───── Recorded information ─────

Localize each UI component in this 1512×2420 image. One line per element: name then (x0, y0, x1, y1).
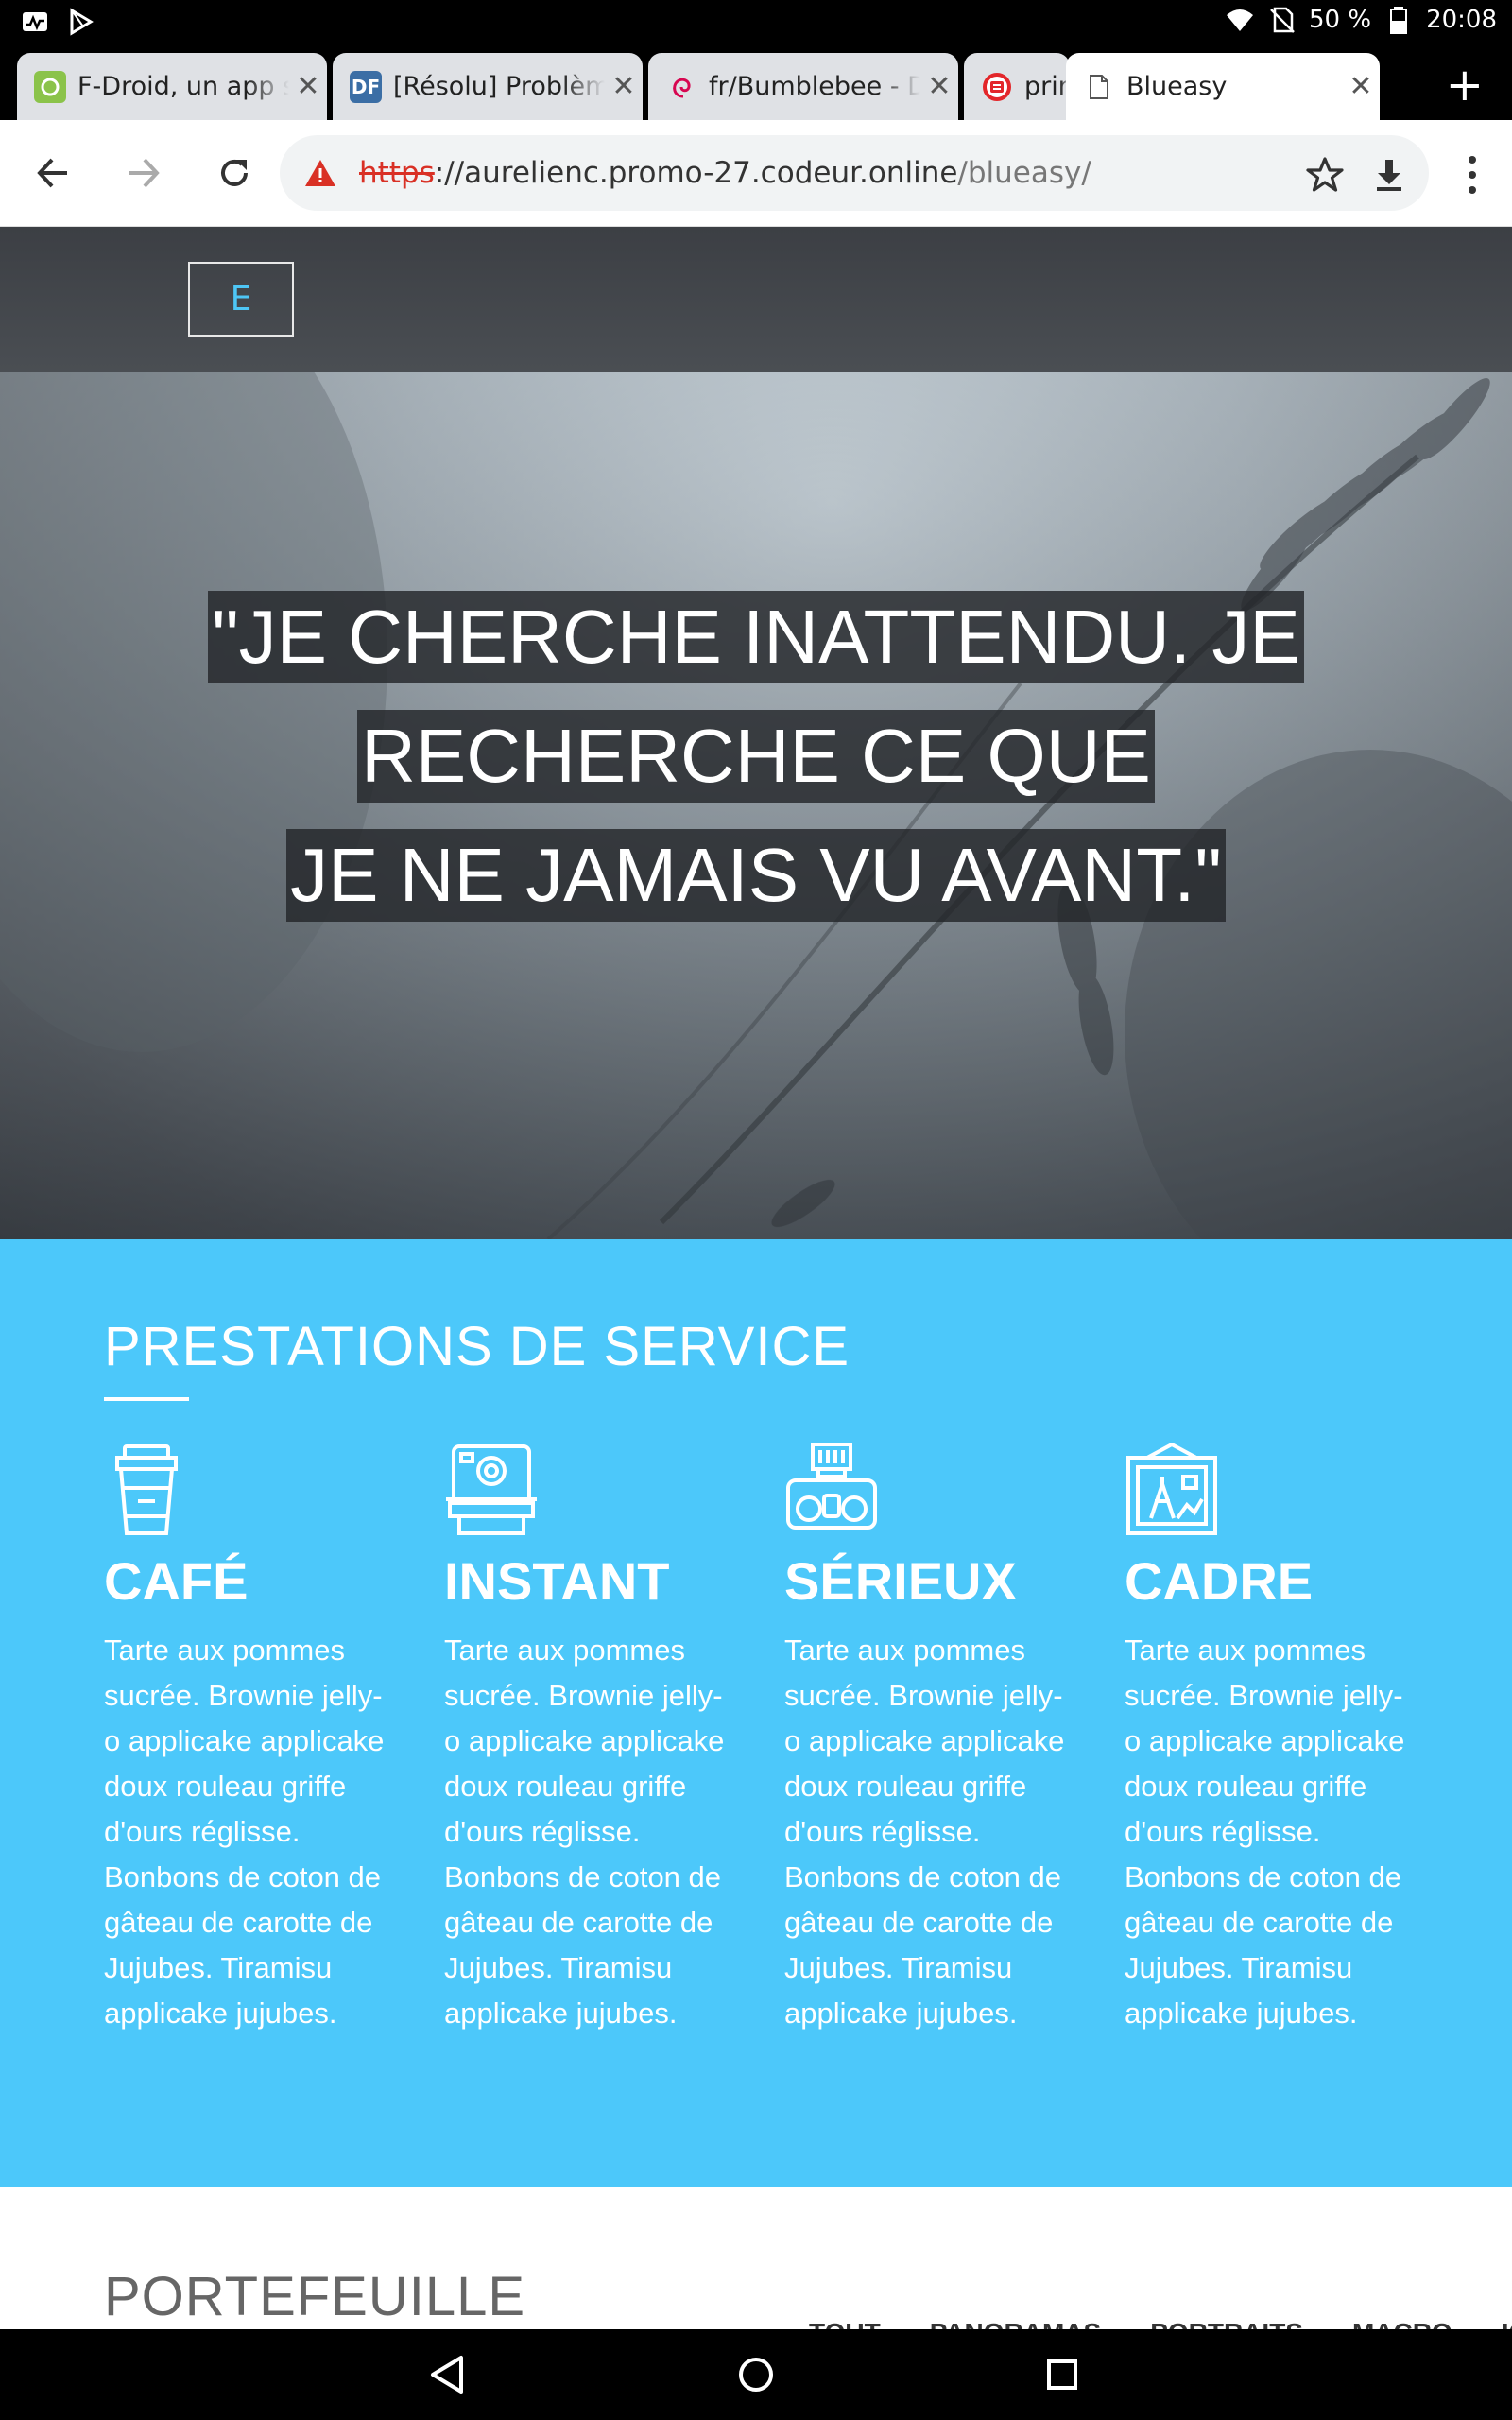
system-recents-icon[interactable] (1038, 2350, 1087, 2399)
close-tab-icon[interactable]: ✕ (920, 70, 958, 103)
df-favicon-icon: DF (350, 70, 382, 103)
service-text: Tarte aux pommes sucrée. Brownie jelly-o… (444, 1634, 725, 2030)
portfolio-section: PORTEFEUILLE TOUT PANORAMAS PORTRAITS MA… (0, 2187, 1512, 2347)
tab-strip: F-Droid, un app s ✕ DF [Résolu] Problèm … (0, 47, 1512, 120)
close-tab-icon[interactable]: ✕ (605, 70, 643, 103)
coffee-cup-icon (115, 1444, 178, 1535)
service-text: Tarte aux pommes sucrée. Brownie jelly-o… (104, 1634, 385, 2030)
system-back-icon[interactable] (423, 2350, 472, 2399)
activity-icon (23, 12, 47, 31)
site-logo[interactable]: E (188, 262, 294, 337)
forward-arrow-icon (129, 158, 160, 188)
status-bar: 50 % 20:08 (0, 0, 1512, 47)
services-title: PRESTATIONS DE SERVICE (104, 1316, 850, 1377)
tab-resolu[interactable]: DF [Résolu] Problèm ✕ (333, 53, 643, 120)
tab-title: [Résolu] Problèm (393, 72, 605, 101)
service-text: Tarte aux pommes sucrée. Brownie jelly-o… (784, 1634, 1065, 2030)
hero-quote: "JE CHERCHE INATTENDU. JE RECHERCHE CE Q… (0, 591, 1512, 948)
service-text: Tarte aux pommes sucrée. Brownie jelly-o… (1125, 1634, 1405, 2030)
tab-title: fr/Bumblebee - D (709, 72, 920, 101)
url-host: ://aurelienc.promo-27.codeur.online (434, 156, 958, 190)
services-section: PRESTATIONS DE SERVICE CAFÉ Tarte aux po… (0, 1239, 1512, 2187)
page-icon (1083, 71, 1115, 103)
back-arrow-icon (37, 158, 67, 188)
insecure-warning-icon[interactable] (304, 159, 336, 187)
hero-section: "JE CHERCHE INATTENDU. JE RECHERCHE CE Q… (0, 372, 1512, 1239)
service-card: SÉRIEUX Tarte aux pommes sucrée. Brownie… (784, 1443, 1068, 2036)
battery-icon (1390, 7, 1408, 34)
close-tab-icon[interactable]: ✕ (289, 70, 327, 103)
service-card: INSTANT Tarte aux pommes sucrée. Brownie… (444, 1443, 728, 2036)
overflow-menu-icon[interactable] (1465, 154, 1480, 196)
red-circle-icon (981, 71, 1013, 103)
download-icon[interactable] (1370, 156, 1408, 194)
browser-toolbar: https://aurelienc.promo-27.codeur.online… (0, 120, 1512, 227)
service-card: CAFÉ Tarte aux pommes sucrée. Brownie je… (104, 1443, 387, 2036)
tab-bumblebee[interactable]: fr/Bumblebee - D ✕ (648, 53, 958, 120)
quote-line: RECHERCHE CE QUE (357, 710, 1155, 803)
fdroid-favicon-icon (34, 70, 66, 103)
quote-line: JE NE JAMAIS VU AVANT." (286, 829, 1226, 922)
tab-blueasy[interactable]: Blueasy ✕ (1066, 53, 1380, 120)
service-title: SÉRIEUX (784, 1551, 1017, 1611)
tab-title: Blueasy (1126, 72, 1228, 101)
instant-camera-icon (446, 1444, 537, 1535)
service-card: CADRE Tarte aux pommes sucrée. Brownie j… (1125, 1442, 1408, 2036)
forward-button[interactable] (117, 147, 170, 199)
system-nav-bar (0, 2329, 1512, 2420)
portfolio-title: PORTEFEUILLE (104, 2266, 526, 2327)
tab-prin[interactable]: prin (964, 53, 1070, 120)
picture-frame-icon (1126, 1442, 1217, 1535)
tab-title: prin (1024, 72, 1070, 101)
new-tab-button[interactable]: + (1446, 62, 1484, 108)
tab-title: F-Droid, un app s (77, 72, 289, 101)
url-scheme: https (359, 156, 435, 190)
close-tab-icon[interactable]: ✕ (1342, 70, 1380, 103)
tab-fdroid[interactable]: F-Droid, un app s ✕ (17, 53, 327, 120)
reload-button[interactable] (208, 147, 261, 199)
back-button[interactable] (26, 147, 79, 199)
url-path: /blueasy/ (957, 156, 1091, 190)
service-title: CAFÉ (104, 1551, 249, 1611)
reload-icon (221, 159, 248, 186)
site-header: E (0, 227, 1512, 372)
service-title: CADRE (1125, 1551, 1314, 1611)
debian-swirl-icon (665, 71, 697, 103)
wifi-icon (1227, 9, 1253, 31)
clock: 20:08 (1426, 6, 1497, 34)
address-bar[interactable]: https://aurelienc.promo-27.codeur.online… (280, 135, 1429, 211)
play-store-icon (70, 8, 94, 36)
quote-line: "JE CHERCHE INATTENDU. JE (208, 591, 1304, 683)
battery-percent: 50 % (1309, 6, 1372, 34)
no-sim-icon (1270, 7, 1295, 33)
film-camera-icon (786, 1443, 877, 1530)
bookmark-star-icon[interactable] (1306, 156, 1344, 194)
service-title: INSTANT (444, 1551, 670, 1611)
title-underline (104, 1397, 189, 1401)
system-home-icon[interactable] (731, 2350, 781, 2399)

─────

— Instruction —
Copy out, word for word, the lines from the one containing "system-recents-icon[interactable] (1038, 2350, 1087, 2399)" through the one containing "services-title: PRESTATIONS DE", with both of those lines included.

— Output of the exercise —
system-recents-icon[interactable] (1038, 2350, 1087, 2399)
close-tab-icon[interactable]: ✕ (920, 70, 958, 103)
df-favicon-icon: DF (350, 70, 382, 103)
service-text: Tarte aux pommes sucrée. Brownie jelly-o… (444, 1634, 725, 2030)
portfolio-section: PORTEFEUILLE TOUT PANORAMAS PORTRAITS MA… (0, 2187, 1512, 2347)
tab-strip: F-Droid, un app s ✕ DF [Résolu] Problèm … (0, 47, 1512, 120)
close-tab-icon[interactable]: ✕ (605, 70, 643, 103)
coffee-cup-icon (115, 1444, 178, 1535)
service-text: Tarte aux pommes sucrée. Brownie jelly-o… (104, 1634, 385, 2030)
system-back-icon[interactable] (423, 2350, 472, 2399)
activity-icon (23, 12, 47, 31)
site-logo[interactable]: E (188, 262, 294, 337)
forward-arrow-icon (129, 158, 160, 188)
status-bar: 50 % 20:08 (0, 0, 1512, 47)
services-title: PRESTATIONS DE SERVICE (104, 1316, 850, 1377)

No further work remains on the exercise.